··· RECORDS FOR THIS TASK

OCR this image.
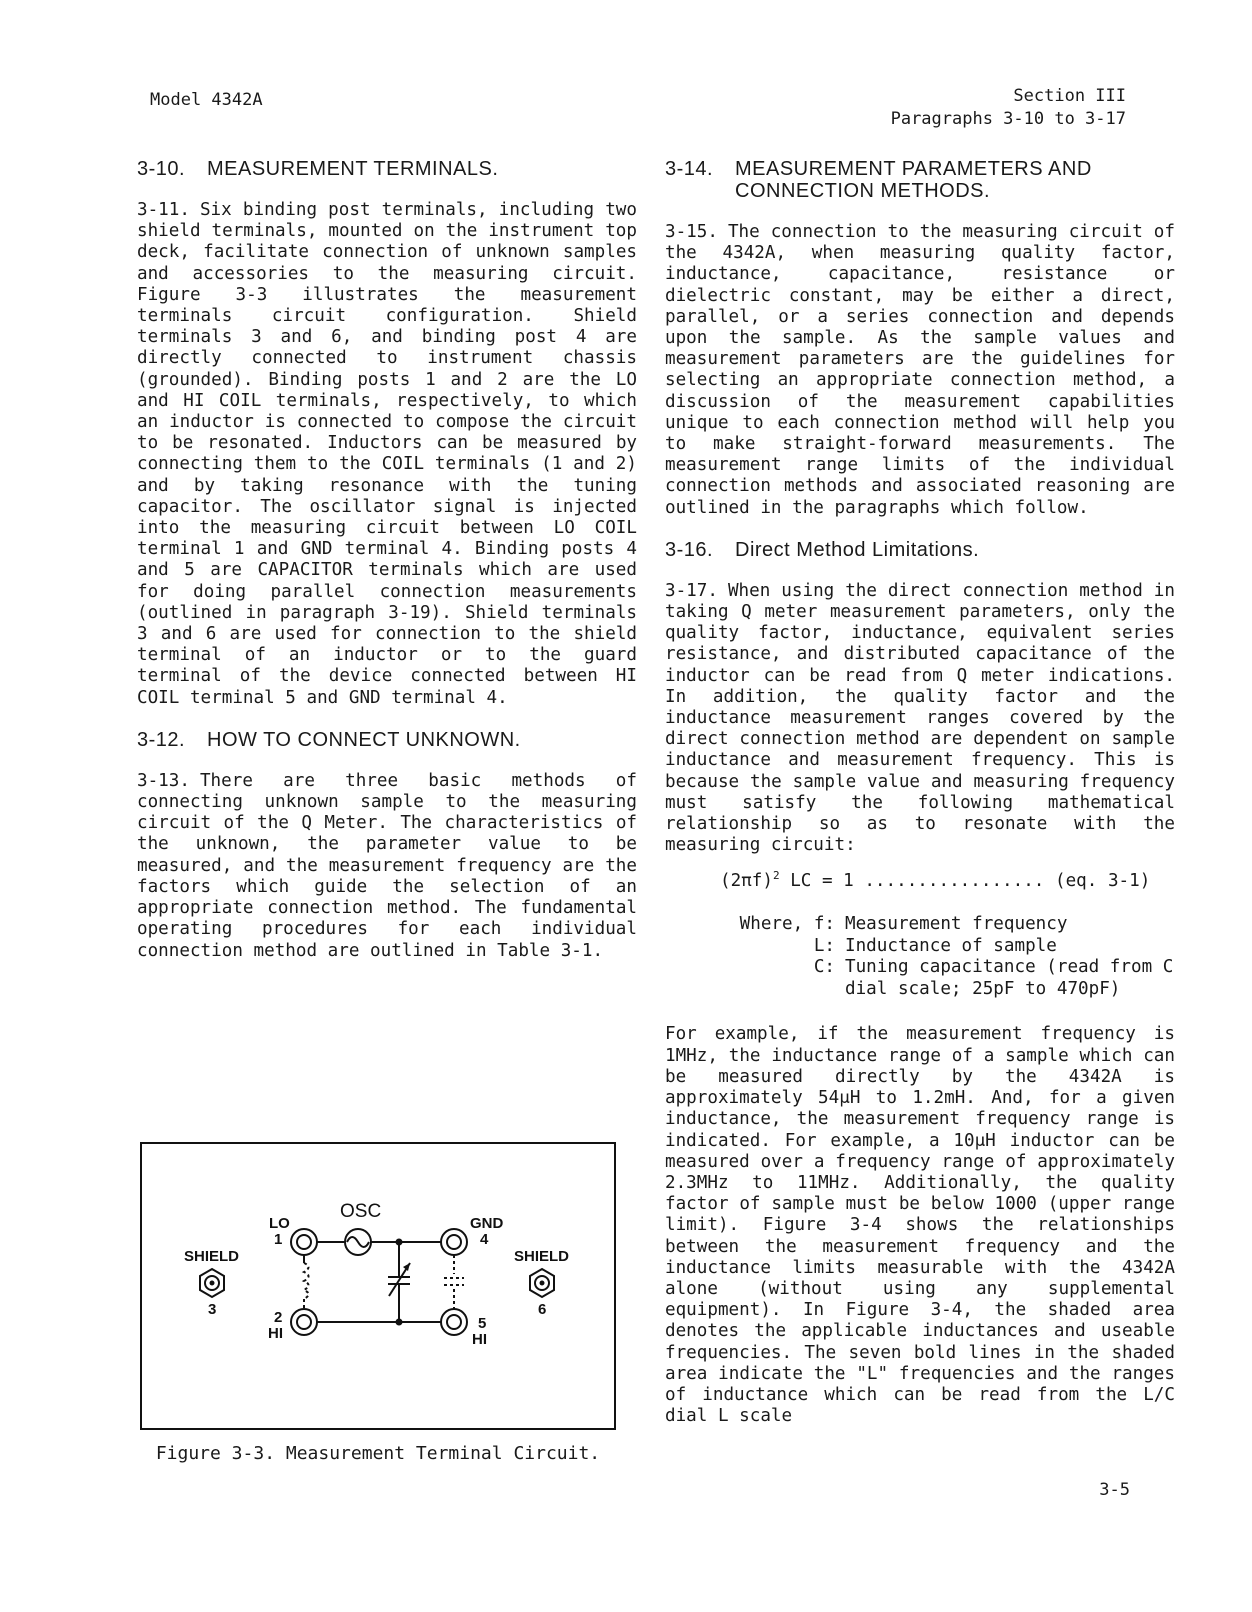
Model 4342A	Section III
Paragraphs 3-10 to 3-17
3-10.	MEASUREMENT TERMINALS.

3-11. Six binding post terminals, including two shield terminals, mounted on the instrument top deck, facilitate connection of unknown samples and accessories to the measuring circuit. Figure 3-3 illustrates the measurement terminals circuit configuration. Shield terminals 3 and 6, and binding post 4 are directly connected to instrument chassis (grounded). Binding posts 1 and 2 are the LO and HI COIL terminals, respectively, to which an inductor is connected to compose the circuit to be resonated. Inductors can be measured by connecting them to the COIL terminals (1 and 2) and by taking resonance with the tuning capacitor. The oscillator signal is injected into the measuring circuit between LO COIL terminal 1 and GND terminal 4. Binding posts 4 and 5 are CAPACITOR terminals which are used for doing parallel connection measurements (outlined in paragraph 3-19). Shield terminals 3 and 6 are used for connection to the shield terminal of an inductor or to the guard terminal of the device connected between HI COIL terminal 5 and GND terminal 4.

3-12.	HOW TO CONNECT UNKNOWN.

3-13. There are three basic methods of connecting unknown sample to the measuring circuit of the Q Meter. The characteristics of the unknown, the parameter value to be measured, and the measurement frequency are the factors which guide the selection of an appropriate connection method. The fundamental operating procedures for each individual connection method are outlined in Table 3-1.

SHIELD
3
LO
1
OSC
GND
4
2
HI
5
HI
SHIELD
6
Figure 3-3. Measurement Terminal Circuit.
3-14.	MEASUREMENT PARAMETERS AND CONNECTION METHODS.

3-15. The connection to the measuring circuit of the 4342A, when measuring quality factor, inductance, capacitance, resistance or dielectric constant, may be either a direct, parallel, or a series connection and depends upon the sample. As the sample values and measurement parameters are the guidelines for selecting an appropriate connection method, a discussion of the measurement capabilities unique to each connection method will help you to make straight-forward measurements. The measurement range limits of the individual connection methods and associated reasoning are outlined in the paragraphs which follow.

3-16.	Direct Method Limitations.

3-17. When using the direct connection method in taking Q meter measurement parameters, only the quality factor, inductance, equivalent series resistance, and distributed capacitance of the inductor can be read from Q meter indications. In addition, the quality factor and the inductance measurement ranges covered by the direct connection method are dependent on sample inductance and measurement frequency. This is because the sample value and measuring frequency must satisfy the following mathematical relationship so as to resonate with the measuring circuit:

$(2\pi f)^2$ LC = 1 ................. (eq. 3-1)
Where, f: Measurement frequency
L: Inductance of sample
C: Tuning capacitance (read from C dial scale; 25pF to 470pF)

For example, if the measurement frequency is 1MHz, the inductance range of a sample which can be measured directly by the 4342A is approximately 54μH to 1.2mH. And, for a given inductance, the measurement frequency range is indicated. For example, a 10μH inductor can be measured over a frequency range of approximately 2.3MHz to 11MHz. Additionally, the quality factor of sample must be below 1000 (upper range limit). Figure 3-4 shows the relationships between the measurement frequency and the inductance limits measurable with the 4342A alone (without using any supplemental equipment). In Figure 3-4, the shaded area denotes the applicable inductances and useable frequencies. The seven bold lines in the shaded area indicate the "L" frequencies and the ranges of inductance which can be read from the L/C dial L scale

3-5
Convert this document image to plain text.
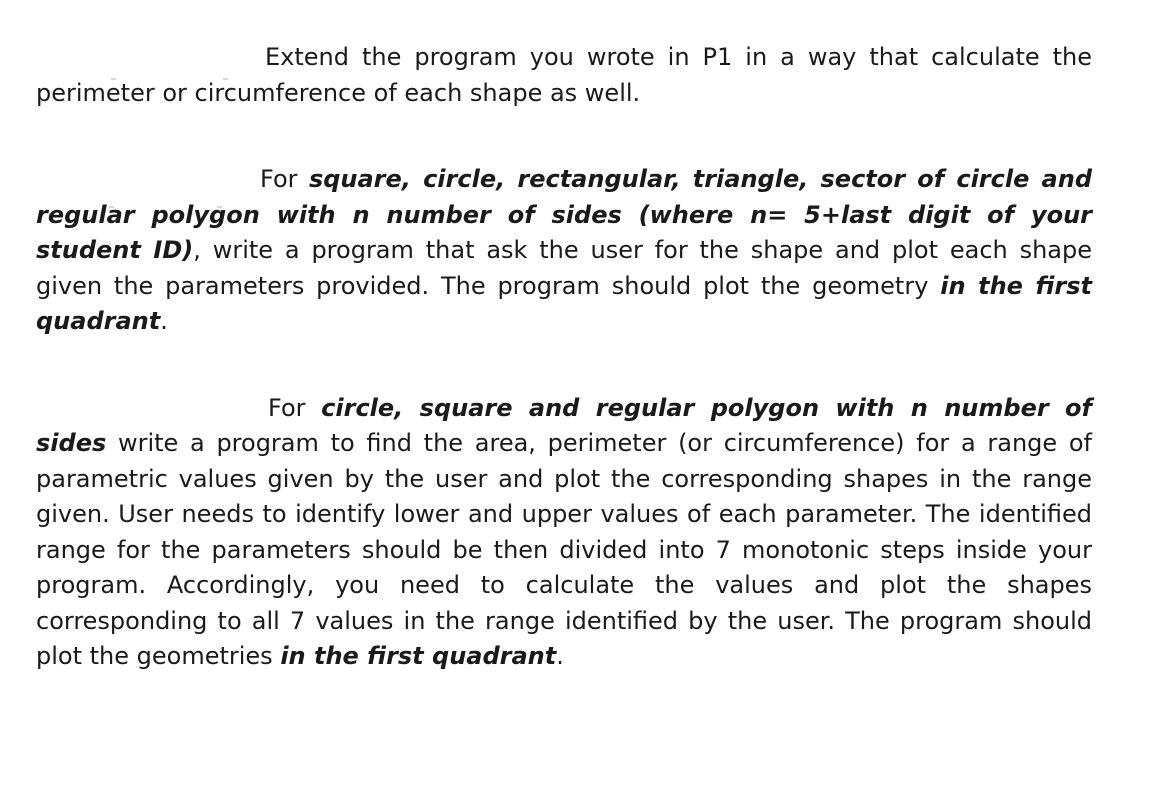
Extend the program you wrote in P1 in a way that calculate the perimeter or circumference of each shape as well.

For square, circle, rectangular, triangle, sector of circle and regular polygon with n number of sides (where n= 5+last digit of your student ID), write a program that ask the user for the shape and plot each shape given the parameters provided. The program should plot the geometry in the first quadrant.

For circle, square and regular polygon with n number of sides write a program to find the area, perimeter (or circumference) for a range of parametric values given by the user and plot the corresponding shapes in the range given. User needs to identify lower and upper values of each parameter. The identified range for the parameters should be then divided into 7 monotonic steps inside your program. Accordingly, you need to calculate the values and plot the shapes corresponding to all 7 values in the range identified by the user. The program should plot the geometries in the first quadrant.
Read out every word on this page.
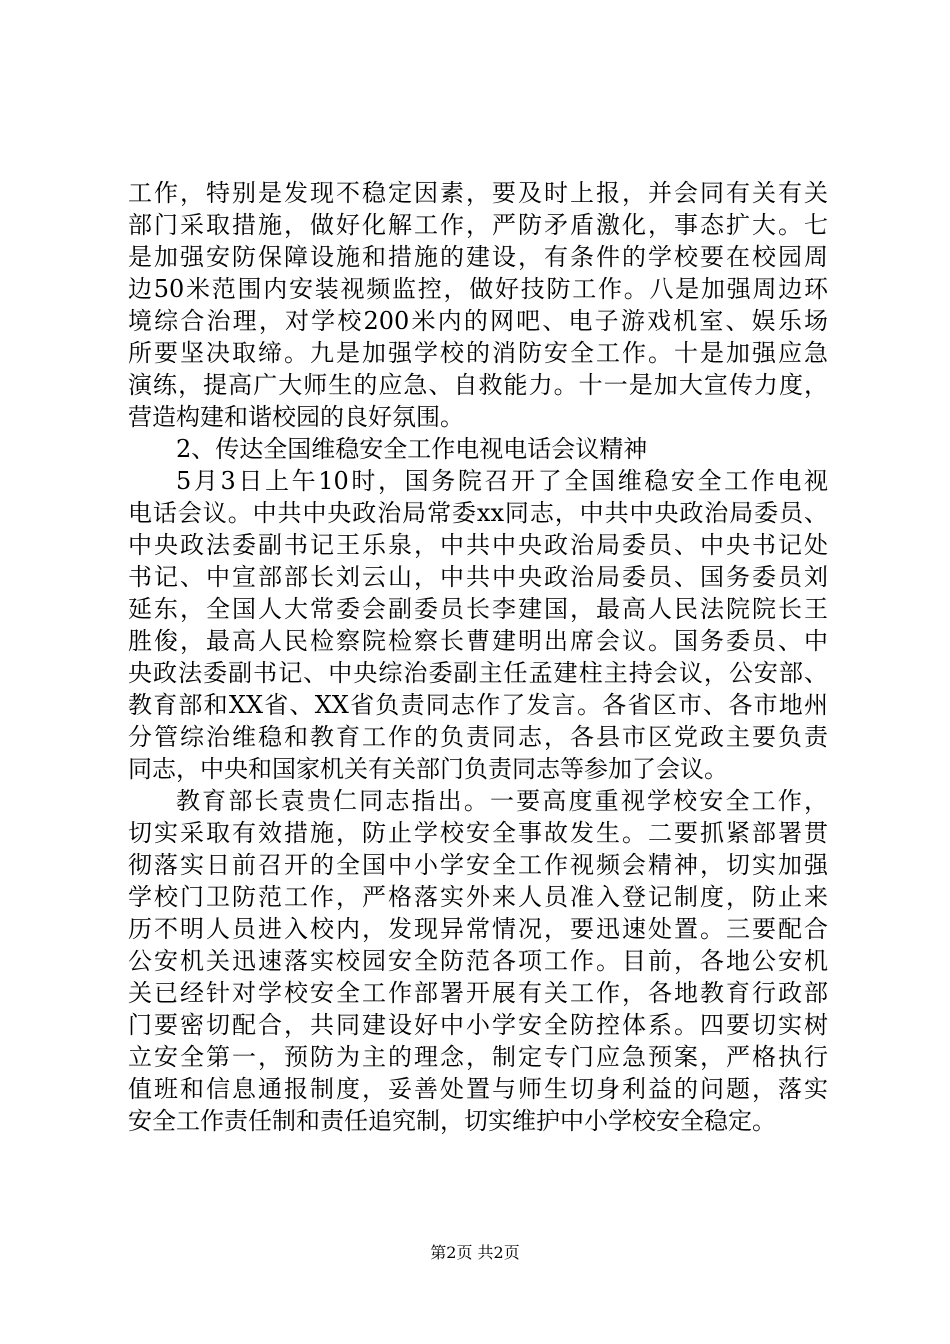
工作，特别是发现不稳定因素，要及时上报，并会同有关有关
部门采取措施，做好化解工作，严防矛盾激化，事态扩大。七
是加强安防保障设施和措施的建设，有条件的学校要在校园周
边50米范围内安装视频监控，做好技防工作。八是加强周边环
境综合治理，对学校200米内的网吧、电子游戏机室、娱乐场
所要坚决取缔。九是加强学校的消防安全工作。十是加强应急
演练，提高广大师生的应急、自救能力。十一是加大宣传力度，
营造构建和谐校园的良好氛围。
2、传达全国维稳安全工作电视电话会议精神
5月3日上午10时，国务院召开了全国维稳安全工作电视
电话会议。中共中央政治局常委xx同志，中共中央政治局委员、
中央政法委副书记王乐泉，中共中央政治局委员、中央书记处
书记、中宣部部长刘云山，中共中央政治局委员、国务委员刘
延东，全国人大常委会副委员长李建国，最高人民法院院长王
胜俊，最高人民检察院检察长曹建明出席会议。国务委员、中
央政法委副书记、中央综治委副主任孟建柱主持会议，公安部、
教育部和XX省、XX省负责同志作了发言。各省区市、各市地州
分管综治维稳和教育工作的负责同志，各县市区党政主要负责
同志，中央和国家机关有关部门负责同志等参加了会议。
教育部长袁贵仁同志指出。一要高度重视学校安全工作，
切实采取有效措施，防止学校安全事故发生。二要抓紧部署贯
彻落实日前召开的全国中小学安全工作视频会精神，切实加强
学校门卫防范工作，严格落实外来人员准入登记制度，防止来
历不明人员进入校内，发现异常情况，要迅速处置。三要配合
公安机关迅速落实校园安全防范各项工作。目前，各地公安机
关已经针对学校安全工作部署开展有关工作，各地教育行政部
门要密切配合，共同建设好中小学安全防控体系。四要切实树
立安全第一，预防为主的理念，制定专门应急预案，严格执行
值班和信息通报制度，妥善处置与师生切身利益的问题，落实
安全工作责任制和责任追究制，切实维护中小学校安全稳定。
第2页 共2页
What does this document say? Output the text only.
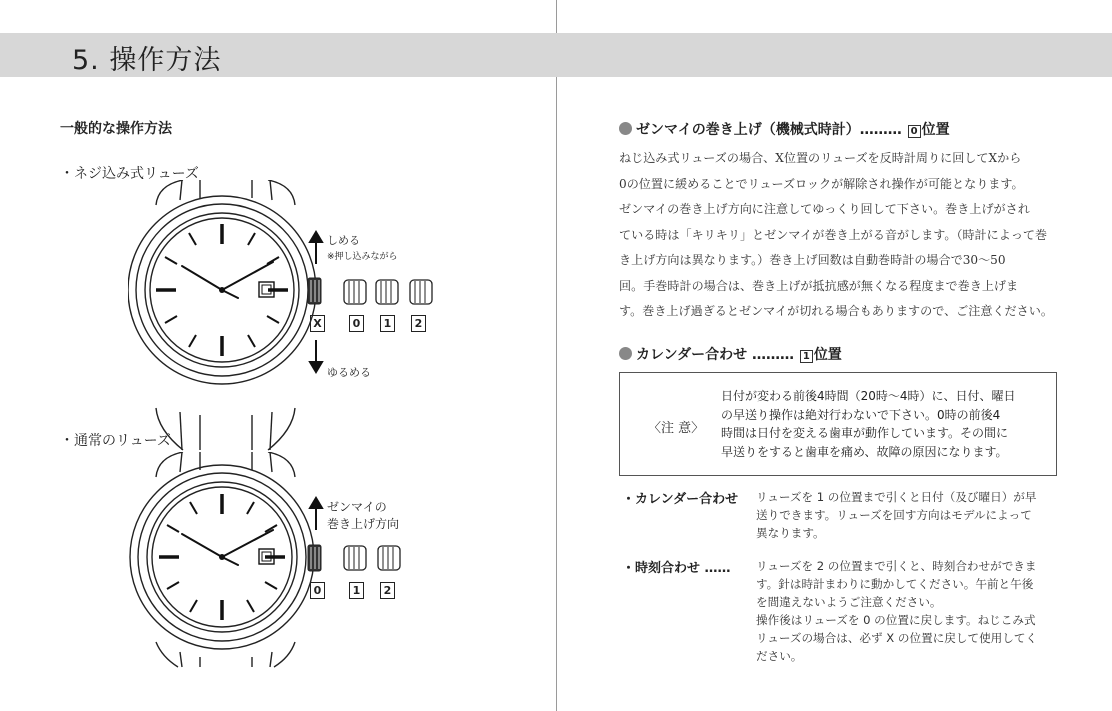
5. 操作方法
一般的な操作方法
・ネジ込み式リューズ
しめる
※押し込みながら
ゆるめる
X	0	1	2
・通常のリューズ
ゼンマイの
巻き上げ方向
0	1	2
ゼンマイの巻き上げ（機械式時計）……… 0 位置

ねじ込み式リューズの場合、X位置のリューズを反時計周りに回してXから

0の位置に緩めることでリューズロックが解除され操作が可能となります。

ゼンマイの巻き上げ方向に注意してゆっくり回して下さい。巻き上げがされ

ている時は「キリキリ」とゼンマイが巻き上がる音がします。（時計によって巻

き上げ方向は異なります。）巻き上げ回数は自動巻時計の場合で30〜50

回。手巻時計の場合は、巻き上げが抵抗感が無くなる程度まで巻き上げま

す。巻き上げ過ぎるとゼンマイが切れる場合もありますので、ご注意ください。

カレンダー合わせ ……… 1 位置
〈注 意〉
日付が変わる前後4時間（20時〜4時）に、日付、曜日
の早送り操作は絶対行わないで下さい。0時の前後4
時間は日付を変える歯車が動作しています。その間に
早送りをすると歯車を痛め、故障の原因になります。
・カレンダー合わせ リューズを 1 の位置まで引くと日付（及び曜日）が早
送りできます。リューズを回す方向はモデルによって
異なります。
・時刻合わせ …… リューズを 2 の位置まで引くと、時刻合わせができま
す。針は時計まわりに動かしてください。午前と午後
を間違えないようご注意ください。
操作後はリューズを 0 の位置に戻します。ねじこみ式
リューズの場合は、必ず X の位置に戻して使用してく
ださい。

······

• **REQUIREMENTS**:
Reproduce every line of the material precisely, omitting its pictures.

• **COMPLETE ANSWER**:
OCR this image.
Model 4342A	Section III
Paragraphs 3-10 to 3-17
3-10.	MEASUREMENT TERMINALS.

3-11. Six binding post terminals, including two shield terminals, mounted on the instrument top deck, facilitate connection of unknown samples and accessories to the measuring circuit. Figure 3-3 illustrates the measurement terminals circuit configuration. Shield terminals 3 and 6, and binding post 4 are directly connected to instrument chassis (grounded). Binding posts 1 and 2 are the LO and HI COIL terminals, respectively, to which an inductor is connected to compose the circuit to be resonated. Inductors can be measured by connecting them to the COIL terminals (1 and 2) and by taking resonance with the tuning capacitor. The oscillator signal is injected into the measuring circuit between LO COIL terminal 1 and GND terminal 4. Binding posts 4 and 5 are CAPACITOR terminals which are used for doing parallel connection measurements (outlined in paragraph 3-19). Shield terminals 3 and 6 are used for connection to the shield terminal of an inductor or to the guard terminal of the device connected between HI COIL terminal 5 and GND terminal 4.

3-12.	HOW TO CONNECT UNKNOWN.

3-13. There are three basic methods of connecting unknown sample to the measuring circuit of the Q Meter. The characteristics of the unknown, the parameter value to be measured, and the measurement frequency are the factors which guide the selection of an appropriate connection method. The fundamental operating procedures for each individual connection method are outlined in Table 3-1.

SHIELD
3
LO
1
OSC
GND
4
2
HI
5
HI
SHIELD
6
Figure 3-3. Measurement Terminal Circuit.
3-14.	MEASUREMENT PARAMETERS AND CONNECTION METHODS.

3-15. The connection to the measuring circuit of the 4342A, when measuring quality factor, inductance, capacitance, resistance or dielectric constant, may be either a direct, parallel, or a series connection and depends upon the sample. As the sample values and measurement parameters are the guidelines for selecting an appropriate connection method, a discussion of the measurement capabilities unique to each connection method will help you to make straight-forward measurements. The measurement range limits of the individual connection methods and associated reasoning are outlined in the paragraphs which follow.

3-16.	Direct Method Limitations.

3-17. When using the direct connection method in taking Q meter measurement parameters, only the quality factor, inductance, equivalent series resistance, and distributed capacitance of the inductor can be read from Q meter indications. In addition, the quality factor and the inductance measurement ranges covered by the direct connection method are dependent on sample inductance and measurement frequency. This is because the sample value and measuring frequency must satisfy the following mathematical relationship so as to resonate with the measuring circuit:

$(2\pi f)^2$ LC = 1 ................. (eq. 3-1)
Where, f: Measurement frequency
L: Inductance of sample
C: Tuning capacitance (read from C dial scale; 25pF to 470pF)

For example, if the measurement frequency is 1MHz, the inductance range of a sample which can be measured directly by the 4342A is approximately 54μH to 1.2mH. And, for a given inductance, the measurement frequency range is indicated. For example, a 10μH inductor can be measured over a frequency range of approximately 2.3MHz to 11MHz. Additionally, the quality factor of sample must be below 1000 (upper range limit). Figure 3-4 shows the relationships between the measurement frequency and the inductance limits measurable with the 4342A alone (without using any supplemental equipment). In Figure 3-4, the shaded area denotes the applicable inductances and useable frequencies. The seven bold lines in the shaded area indicate the "L" frequencies and the ranges of inductance which can be read from the L/C dial L scale

3-5
Convert this document image to plain text.
Extend the program you wrote in P1 in a way that calculate the perimeter or circumference of each shape as well.

For square, circle, rectangular, triangle, sector of circle and regular polygon with n number of sides (where n= 5+last digit of your student ID), write a program that ask the user for the shape and plot each shape given the parameters provided. The program should plot the geometry in the first quadrant.

For circle, square and regular polygon with n number of sides write a program to find the area, perimeter (or circumference) for a range of parametric values given by the user and plot the corresponding shapes in the range given. User needs to identify lower and upper values of each parameter. The identified range for the parameters should be then divided into 7 monotonic steps inside your program. Accordingly, you need to calculate the values and plot the shapes corresponding to all 7 values in the range identified by the user. The program should plot the geometries in the first quadrant.
Read out every word on this page.
工作，特别是发现不稳定因素，要及时上报，并会同有关有关
部门采取措施，做好化解工作，严防矛盾激化，事态扩大。七
是加强安防保障设施和措施的建设，有条件的学校要在校园周
边50米范围内安装视频监控，做好技防工作。八是加强周边环
境综合治理，对学校200米内的网吧、电子游戏机室、娱乐场
所要坚决取缔。九是加强学校的消防安全工作。十是加强应急
演练，提高广大师生的应急、自救能力。十一是加大宣传力度，
营造构建和谐校园的良好氛围。
2、传达全国维稳安全工作电视电话会议精神
5月3日上午10时，国务院召开了全国维稳安全工作电视
电话会议。中共中央政治局常委xx同志，中共中央政治局委员、
中央政法委副书记王乐泉，中共中央政治局委员、中央书记处
书记、中宣部部长刘云山，中共中央政治局委员、国务委员刘
延东，全国人大常委会副委员长李建国，最高人民法院院长王
胜俊，最高人民检察院检察长曹建明出席会议。国务委员、中
央政法委副书记、中央综治委副主任孟建柱主持会议，公安部、
教育部和XX省、XX省负责同志作了发言。各省区市、各市地州
分管综治维稳和教育工作的负责同志，各县市区党政主要负责
同志，中央和国家机关有关部门负责同志等参加了会议。
教育部长袁贵仁同志指出。一要高度重视学校安全工作，
切实采取有效措施，防止学校安全事故发生。二要抓紧部署贯
彻落实日前召开的全国中小学安全工作视频会精神，切实加强
学校门卫防范工作，严格落实外来人员准入登记制度，防止来
历不明人员进入校内，发现异常情况，要迅速处置。三要配合
公安机关迅速落实校园安全防范各项工作。目前，各地公安机
关已经针对学校安全工作部署开展有关工作，各地教育行政部
门要密切配合，共同建设好中小学安全防控体系。四要切实树
立安全第一，预防为主的理念，制定专门应急预案，严格执行
值班和信息通报制度，妥善处置与师生切身利益的问题，落实
安全工作责任制和责任追究制，切实维护中小学校安全稳定。
第2页 共2页
What does this document say? Output the text only.
5. 操作方法
一般的な操作方法
・ネジ込み式リューズ
しめる
※押し込みながら
ゆるめる
X	0	1	2
・通常のリューズ
ゼンマイの
巻き上げ方向
0	1	2
ゼンマイの巻き上げ（機械式時計）……… 0 位置

ねじ込み式リューズの場合、X位置のリューズを反時計周りに回してXから

0の位置に緩めることでリューズロックが解除され操作が可能となります。

ゼンマイの巻き上げ方向に注意してゆっくり回して下さい。巻き上げがされ

ている時は「キリキリ」とゼンマイが巻き上がる音がします。（時計によって巻

き上げ方向は異なります。）巻き上げ回数は自動巻時計の場合で30〜50

回。手巻時計の場合は、巻き上げが抵抗感が無くなる程度まで巻き上げま

す。巻き上げ過ぎるとゼンマイが切れる場合もありますので、ご注意ください。

カレンダー合わせ ……… 1 位置
〈注 意〉
日付が変わる前後4時間（20時〜4時）に、日付、曜日
の早送り操作は絶対行わないで下さい。0時の前後4
時間は日付を変える歯車が動作しています。その間に
早送りをすると歯車を痛め、故障の原因になります。
・カレンダー合わせ リューズを 1 の位置まで引くと日付（及び曜日）が早
送りできます。リューズを回す方向はモデルによって
異なります。
・時刻合わせ …… リューズを 2 の位置まで引くと、時刻合わせができま
す。針は時計まわりに動かしてください。午前と午後
を間違えないようご注意ください。
操作後はリューズを 0 の位置に戻します。ねじこみ式
リューズの場合は、必ず X の位置に戻して使用してく
ださい。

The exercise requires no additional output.